▶ [WHAT TO WORK ON] Give the total number of lines with the word "that" in them, and no other words.

___ GIVEN INFORMATION ___

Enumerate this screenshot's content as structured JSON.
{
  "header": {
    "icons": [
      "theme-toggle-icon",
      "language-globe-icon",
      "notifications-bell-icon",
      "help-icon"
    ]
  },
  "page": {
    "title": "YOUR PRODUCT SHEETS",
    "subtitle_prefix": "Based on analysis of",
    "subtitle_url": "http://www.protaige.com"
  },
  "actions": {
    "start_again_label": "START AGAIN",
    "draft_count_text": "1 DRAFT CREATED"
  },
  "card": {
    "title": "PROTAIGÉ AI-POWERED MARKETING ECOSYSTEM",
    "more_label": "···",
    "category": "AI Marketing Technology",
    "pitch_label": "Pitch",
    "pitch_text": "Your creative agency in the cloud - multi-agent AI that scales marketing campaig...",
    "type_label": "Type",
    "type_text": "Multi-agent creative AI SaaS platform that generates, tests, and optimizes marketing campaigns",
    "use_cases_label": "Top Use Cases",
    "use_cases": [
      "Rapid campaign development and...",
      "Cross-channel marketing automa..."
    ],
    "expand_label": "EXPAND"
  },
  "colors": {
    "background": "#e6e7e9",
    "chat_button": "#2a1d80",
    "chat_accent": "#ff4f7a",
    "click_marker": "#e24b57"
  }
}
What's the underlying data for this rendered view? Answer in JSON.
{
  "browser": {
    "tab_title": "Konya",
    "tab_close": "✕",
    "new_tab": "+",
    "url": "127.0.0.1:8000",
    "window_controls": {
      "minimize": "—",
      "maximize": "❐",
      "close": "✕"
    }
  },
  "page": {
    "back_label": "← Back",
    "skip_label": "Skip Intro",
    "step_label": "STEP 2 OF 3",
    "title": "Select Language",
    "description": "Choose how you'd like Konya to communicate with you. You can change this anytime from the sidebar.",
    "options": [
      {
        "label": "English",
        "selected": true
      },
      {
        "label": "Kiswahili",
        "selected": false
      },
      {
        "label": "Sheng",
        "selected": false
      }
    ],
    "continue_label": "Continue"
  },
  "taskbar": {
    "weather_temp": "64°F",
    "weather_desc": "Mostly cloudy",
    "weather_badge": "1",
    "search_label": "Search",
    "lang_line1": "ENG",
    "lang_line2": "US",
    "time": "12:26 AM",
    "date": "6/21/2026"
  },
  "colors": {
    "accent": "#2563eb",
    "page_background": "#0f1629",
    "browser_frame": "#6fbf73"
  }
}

___

▶ [RESULT FOR THIS EXERCISE] 2